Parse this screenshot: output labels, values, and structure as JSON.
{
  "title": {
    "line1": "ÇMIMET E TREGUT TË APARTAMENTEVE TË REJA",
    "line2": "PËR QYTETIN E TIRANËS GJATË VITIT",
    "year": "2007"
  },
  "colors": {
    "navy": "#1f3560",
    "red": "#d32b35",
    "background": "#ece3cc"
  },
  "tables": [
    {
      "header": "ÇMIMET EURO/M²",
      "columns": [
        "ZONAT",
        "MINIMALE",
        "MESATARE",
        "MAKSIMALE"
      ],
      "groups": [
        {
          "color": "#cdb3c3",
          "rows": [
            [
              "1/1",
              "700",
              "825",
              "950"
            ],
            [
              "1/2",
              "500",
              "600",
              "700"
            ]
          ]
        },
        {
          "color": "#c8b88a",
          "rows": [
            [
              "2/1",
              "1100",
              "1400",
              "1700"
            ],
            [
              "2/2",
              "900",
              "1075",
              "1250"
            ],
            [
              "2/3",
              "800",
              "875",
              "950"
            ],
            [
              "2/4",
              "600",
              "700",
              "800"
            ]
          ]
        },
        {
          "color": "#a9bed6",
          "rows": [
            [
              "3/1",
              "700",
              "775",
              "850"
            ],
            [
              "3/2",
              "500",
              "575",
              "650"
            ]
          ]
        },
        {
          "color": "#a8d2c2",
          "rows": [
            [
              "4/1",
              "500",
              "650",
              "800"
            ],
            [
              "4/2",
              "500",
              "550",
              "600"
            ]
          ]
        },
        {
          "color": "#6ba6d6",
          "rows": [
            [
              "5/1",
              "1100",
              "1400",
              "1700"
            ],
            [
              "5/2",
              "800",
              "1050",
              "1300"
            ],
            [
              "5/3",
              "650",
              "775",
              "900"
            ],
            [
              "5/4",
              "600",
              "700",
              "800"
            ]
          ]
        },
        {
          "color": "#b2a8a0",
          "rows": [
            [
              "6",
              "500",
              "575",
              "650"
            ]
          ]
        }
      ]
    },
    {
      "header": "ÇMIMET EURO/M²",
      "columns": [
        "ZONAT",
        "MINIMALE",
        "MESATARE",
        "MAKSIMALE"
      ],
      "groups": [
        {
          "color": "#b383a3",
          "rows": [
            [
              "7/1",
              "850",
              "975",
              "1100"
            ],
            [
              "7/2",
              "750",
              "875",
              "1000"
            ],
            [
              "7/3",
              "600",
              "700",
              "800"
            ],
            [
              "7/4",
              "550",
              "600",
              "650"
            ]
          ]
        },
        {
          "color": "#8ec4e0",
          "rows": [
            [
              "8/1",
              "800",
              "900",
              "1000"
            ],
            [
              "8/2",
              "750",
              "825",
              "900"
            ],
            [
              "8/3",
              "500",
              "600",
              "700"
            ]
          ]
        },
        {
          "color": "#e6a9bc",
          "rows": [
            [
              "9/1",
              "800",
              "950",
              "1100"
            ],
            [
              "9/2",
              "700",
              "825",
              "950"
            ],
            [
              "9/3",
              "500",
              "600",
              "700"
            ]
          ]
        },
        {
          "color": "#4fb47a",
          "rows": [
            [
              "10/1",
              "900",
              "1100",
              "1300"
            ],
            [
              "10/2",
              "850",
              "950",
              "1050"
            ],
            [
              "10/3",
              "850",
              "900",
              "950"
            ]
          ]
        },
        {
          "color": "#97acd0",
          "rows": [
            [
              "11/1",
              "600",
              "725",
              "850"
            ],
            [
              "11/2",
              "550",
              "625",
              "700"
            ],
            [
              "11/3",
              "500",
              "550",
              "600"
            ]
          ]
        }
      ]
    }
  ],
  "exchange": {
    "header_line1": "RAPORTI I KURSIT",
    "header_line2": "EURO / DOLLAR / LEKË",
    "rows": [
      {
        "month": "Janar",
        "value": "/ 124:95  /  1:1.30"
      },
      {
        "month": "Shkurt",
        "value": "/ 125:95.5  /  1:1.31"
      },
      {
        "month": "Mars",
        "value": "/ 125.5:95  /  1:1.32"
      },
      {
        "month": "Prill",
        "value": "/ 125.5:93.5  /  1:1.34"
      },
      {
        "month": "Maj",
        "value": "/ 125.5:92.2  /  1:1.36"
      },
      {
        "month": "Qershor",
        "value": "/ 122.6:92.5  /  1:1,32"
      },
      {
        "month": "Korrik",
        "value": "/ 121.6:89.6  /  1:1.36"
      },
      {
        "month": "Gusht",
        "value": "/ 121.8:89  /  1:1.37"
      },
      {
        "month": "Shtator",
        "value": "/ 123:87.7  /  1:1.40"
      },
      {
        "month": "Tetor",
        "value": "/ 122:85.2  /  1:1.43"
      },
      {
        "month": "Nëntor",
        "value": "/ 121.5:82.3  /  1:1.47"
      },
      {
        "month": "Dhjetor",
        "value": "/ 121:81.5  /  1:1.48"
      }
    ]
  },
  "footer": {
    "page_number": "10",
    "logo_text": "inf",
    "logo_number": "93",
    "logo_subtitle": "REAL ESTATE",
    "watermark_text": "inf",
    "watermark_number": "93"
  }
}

──────────

Pull out all lines from the entries above in which the word "month" appears.

        "month": "Janar",
        "month": "Shkurt",
        "month": "Mars",
        "month": "Prill",
        "month": "Maj",
        "month": "Qershor",
        "month": "Korrik",
        "month": "Gusht",
        "month": "Shtator",
        "month": "Tetor",
        "month": "Nëntor",
        "month": "Dhjetor",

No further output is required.